» RECORDS FOR THE EXERCISE:
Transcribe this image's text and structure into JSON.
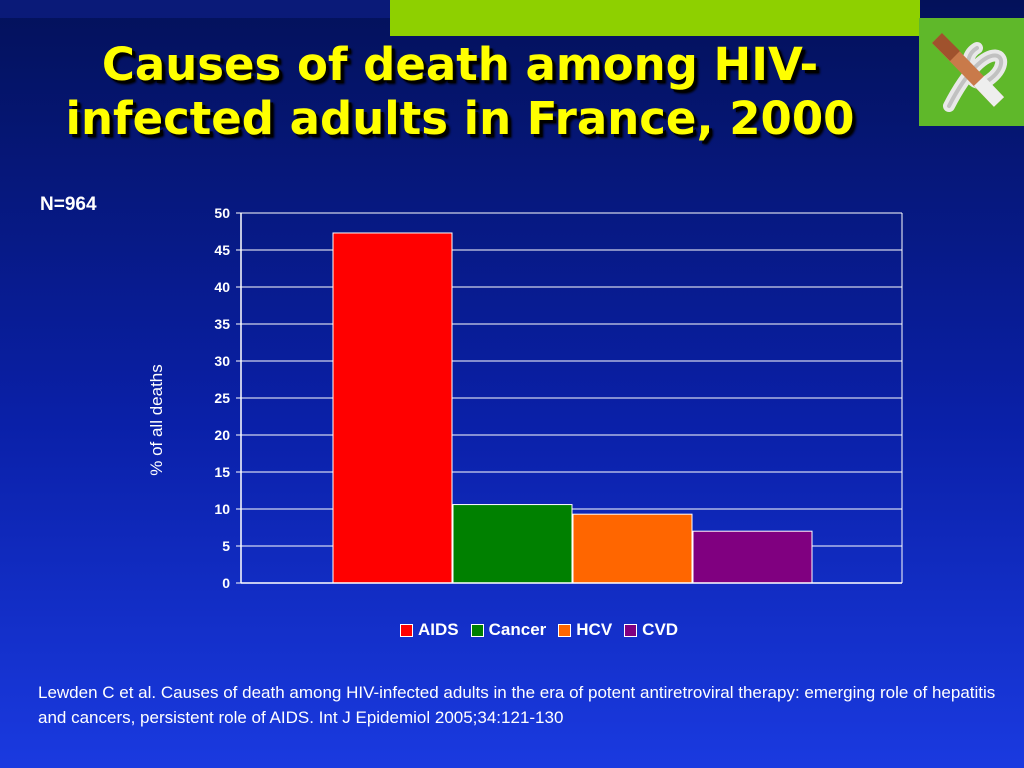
{
  "slide": {
    "title": "Causes of death among HIV-infected adults in France, 2000",
    "n_label": "N=964",
    "citation": "Lewden C et al. Causes of death among HIV-infected adults in the era of potent antiretroviral therapy: emerging role of hepatitis and cancers, persistent role of AIDS. Int J Epidemiol 2005;34:121-130",
    "logo_icon": "cigarette-ribbon-icon"
  },
  "chart_data": {
    "type": "bar",
    "title": "",
    "xlabel": "",
    "ylabel": "% of all deaths",
    "ylim": [
      0,
      50
    ],
    "yticks": [
      0,
      5,
      10,
      15,
      20,
      25,
      30,
      35,
      40,
      45,
      50
    ],
    "grid": true,
    "legend_position": "bottom",
    "series": [
      {
        "name": "AIDS",
        "value": 47.3,
        "color": "#ff0000"
      },
      {
        "name": "Cancer",
        "value": 10.6,
        "color": "#008000"
      },
      {
        "name": "HCV",
        "value": 9.3,
        "color": "#ff6600"
      },
      {
        "name": "CVD",
        "value": 7.0,
        "color": "#800080"
      }
    ]
  }
}
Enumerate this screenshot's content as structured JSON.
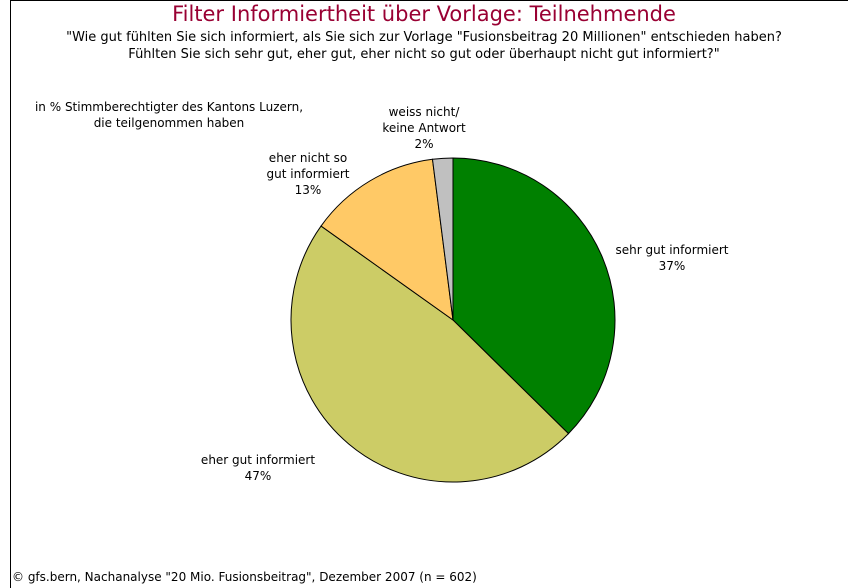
{
  "chart_data": {
    "type": "pie",
    "title": "Filter Informiertheit über Vorlage: Teilnehmende",
    "subtitle": "\"Wie gut fühlten Sie sich informiert, als Sie sich zur Vorlage \"Fusionsbeitrag 20 Millionen\" entschieden haben?\nFühlten Sie sich sehr gut, eher gut, eher nicht so gut oder überhaupt nicht gut informiert?\"",
    "annotation": "in % Stimmberechtigter des Kantons Luzern,\ndie teilgenommen haben",
    "source": "© gfs.bern, Nachanalyse \"20 Mio. Fusionsbeitrag\", Dezember 2007 (n = 602)",
    "categories": [
      "sehr gut informiert",
      "eher gut informiert",
      "eher nicht so\ngut informiert",
      "weiss nicht/\nkeine Antwort"
    ],
    "values": [
      37,
      47,
      13,
      2
    ],
    "value_labels": [
      "37%",
      "47%",
      "13%",
      "2%"
    ],
    "colors": [
      "#008000",
      "#cccc66",
      "#ffc966",
      "#c0c0c0"
    ]
  }
}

» WORK TASK: Pictures stay out. Write out everything else in the material exactly.

» REPLY TO THE EXERCISE:
Transcribe this image's text and structure into JSON.
{
  "slide": {
    "title": "Causes of death among HIV-infected adults in France, 2000",
    "n_label": "N=964",
    "citation": "Lewden C et al. Causes of death among HIV-infected adults in the era of potent antiretroviral therapy: emerging role of hepatitis and cancers, persistent role of AIDS. Int J Epidemiol 2005;34:121-130",
    "logo_icon": "cigarette-ribbon-icon"
  },
  "chart_data": {
    "type": "bar",
    "title": "",
    "xlabel": "",
    "ylabel": "% of all deaths",
    "ylim": [
      0,
      50
    ],
    "yticks": [
      0,
      5,
      10,
      15,
      20,
      25,
      30,
      35,
      40,
      45,
      50
    ],
    "grid": true,
    "legend_position": "bottom",
    "series": [
      {
        "name": "AIDS",
        "value": 47.3,
        "color": "#ff0000"
      },
      {
        "name": "Cancer",
        "value": 10.6,
        "color": "#008000"
      },
      {
        "name": "HCV",
        "value": 9.3,
        "color": "#ff6600"
      },
      {
        "name": "CVD",
        "value": 7.0,
        "color": "#800080"
      }
    ]
  }
}
Enumerate this screenshot's content as structured JSON.
{
  "chart_data": {
    "type": "pie",
    "title": "Filter Informiertheit über Vorlage: Teilnehmende",
    "subtitle": "\"Wie gut fühlten Sie sich informiert, als Sie sich zur Vorlage \"Fusionsbeitrag 20 Millionen\" entschieden haben?\nFühlten Sie sich sehr gut, eher gut, eher nicht so gut oder überhaupt nicht gut informiert?\"",
    "annotation": "in % Stimmberechtigter des Kantons Luzern,\ndie teilgenommen haben",
    "source": "© gfs.bern, Nachanalyse \"20 Mio. Fusionsbeitrag\", Dezember 2007 (n = 602)",
    "categories": [
      "sehr gut informiert",
      "eher gut informiert",
      "eher nicht so\ngut informiert",
      "weiss nicht/\nkeine Antwort"
    ],
    "values": [
      37,
      47,
      13,
      2
    ],
    "value_labels": [
      "37%",
      "47%",
      "13%",
      "2%"
    ],
    "colors": [
      "#008000",
      "#cccc66",
      "#ffc966",
      "#c0c0c0"
    ]
  }
}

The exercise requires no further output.